Passage provided -
/---
West	North	East	South
			1 ♦
Pass	1 ♠	1 NT	2 ♦
Pass	Pass	2 ♥	3 ♦
(All pass)

This must be a singleton. Why would partner lead a doubleton in dummy's suit in preference to my suit? On the other hand, how could South bid this way with three spades? Even if he chose to rebid diamonds rather than raise spades the first time (not a choice I would make), surely he would bid two spades rather than three diamonds at his next turn.

Is it possible to construct a layout consistent with partner's lead, partner's bidding, and declarer's bidding? Perhaps declarer failed to support spades because he has seven diamonds. That gives him 3-1-7-2 or 3-2-7-1 (giving partner 1-4-2-6 or 1-3-2-7 respectively). Partner must have, at the very least, four high-card points, since declarer didn't bid three diamonds the first time (or double one notrump). Is it conceivable partner would fail to bid with 1-4-2-6 or with 1-3-2-7 and four high-card points? Maybe--if he has diamond wastage. Perhaps something like:

♠ 10 ♥ x x x x ♦ Q J ♣ J x x x x x

In any event, I'm sticking with the idea that partner's spade is a singleton. If I'm right, we have five easy tricks. If I'm wrong, perhaps persisting in spades to promote trump tricks for partner is the right idea anyway. I take the spade ace, and declarer unimaginatviely plays the deuce. (Declarer should infer the stiff spade also. So he might try the effect of dropping the king from king third as if he were unblocking from king doubleton for a dummy entry.)

I return the spade four (suit preference for clubs). Declarer plays the eight. Partner ruffs with the seven and shifts to the six of clubs. Surprise! I wasn't sure Jack would understand the spade four. I was half expecting him to return a heart, in which case I would have to hope declarer had bid this way with only six diamonds. I take the club ace, and declarer drops the five.

Partner shifted to his lowest club. It can't be from seven, since it's inconceivable he has king-queen-jack seventh and didn't bid. Can partner really have five clubs? That would give declarer 3-1-6-3. If that's his shape, I should return a club. Then, when I take my diamond ace, I can give partner a spade ruff and get a club ruff for down two.

If I return a club and it turns out that partner, for some reason, has led lowest from queen-jack sixth, I could be letting declarer make this. But if other pairs are making heart contracts our way, there could be a big difference between plus 100 and plus 200, so I decide to take the risk. I play the three of clubs.  Declarer plays the jack, a card I wasn't expecting to see. That means partner is about to win this trick.  And he does--with the king. Partner returns the nine of clubs. I ruff as declarer follows with the queen. I play the spade nine, and partner ruffs declarer's king with the eight of trumps.

We're beating this at least three. If partner has a stiff queen of diamonds left, we can take two more tricks for down four. Partner can lead a club for me to ruff with the ace, then score his queen on an uppercut. But partner shifts to the six of hearts, so the ace of diamonds is the only trick we have left. Down three. Plus 300.
\---
Set tasks -
**a.** Revise the bridge hand commentary starting at "In any event, I'm" and ending at "a dummy entry.)", putting "lone card" in place of "singleton".
**b.** Summarize the bridge hand commentary in two sentences.

Data section -
/---
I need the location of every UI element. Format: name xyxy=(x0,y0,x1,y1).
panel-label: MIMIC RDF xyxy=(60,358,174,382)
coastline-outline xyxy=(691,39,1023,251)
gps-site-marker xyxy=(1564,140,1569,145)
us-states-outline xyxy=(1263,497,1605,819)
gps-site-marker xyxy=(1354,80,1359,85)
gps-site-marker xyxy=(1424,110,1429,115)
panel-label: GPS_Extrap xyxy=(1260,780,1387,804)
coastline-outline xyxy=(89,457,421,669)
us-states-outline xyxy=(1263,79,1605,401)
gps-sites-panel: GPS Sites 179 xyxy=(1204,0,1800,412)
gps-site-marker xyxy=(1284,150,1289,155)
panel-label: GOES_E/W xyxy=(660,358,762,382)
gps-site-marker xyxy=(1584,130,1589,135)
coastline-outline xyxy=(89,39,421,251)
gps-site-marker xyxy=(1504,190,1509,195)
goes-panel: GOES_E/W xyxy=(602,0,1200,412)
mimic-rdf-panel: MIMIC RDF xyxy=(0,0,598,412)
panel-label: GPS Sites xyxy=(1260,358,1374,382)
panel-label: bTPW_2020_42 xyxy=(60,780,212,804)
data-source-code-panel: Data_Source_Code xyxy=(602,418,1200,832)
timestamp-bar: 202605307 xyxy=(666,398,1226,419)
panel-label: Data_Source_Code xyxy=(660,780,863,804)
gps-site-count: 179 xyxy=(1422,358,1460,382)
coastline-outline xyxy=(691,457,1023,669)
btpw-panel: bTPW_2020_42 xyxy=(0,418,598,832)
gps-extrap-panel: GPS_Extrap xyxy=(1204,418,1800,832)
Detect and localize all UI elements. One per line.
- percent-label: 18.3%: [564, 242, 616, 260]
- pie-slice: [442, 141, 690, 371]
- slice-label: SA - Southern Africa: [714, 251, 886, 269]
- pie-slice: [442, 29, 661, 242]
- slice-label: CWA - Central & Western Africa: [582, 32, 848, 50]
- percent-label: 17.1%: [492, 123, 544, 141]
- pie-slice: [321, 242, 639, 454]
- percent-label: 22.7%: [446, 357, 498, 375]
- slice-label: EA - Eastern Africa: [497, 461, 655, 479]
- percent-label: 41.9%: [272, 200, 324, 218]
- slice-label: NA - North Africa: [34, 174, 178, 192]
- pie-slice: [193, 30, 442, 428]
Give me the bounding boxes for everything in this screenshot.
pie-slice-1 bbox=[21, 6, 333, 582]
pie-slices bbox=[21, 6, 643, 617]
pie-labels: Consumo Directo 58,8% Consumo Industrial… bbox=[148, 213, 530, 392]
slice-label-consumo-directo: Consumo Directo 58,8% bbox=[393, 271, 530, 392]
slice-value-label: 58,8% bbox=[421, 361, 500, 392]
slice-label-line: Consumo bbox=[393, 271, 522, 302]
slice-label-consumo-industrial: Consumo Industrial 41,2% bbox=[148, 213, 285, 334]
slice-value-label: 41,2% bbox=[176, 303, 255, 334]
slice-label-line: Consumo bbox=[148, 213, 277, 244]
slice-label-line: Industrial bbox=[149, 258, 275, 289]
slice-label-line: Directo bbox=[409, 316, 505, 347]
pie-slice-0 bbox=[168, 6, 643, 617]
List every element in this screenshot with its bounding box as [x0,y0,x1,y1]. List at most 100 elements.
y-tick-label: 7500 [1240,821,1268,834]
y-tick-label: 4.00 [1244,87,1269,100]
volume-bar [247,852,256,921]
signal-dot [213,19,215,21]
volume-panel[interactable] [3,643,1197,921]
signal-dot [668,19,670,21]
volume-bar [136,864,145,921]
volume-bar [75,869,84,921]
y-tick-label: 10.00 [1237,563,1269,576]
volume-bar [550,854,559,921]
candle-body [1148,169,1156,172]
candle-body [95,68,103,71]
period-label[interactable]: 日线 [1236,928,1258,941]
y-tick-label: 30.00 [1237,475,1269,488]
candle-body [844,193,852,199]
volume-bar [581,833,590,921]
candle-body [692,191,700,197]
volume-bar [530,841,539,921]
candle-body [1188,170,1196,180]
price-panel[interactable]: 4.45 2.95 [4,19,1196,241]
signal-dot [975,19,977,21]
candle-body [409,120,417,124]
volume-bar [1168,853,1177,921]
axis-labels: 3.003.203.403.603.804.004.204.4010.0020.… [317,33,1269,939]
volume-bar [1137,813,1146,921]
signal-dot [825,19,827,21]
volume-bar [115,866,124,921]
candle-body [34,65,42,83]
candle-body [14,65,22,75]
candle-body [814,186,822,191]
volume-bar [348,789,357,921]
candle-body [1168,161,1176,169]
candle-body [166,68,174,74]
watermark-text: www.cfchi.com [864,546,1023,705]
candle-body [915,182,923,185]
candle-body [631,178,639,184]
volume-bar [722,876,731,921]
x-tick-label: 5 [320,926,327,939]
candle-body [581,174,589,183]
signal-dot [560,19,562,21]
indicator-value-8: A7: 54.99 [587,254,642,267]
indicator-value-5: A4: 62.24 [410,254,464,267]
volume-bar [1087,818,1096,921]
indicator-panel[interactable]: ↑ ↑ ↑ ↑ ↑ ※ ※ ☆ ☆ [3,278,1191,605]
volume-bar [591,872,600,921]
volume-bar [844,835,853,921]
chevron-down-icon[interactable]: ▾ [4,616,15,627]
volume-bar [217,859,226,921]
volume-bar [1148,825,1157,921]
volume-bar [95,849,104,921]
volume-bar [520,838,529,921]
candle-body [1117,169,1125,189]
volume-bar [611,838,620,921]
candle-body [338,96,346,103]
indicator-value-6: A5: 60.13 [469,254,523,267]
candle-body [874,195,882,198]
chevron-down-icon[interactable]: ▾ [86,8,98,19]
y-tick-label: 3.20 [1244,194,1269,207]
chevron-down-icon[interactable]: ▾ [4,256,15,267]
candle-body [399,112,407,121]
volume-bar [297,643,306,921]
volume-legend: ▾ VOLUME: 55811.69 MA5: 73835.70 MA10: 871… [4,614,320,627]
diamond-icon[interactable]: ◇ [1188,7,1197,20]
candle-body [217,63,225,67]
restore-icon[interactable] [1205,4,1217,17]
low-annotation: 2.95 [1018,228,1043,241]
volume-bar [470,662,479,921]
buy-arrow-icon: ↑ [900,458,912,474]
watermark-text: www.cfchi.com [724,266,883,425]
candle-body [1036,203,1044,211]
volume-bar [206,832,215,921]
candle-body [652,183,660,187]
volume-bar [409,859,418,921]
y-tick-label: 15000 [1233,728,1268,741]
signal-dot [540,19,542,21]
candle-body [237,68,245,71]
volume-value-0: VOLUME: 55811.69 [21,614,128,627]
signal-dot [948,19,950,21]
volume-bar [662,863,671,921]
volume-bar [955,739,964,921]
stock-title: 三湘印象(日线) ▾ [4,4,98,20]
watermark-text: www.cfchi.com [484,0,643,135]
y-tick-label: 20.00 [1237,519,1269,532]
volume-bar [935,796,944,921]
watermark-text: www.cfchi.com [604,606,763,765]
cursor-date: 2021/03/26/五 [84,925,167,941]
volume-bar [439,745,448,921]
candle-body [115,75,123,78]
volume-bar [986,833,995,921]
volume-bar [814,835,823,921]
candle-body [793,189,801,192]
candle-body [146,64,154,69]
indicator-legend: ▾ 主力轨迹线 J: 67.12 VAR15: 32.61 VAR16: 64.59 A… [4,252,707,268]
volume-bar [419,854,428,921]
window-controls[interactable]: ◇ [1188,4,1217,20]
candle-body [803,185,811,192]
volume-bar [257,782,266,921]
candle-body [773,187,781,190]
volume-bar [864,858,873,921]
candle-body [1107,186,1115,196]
\---
Task-by-task solutions -
**a.**
In any event, I'm sticking with the idea that partner's spade is a lone card. If I'm right, we have five easy tricks. If I'm wrong, perhaps persisting in spades to promote trump tricks for partner is the right idea anyway. I take the spade ace, and declarer unimaginatviely plays the deuce. (Declarer should infer the stiff spade also. So he might try the effect of dropping the king from king third as if he were unblocking from king doubleton for a dummy entry.)

**b.** Defending three diamonds, the writer judges partner's spade lead to be a singleton, takes the spade ace, and returns the spade four as suit preference for clubs, which partner ruffs before shifting to clubs. After the club ace, a club return won by partner's king, a club ruff and a spade ruff by partner, partner shifts to a heart, so the diamond ace is the defense's only remaining trick and the contract goes down three for plus 300.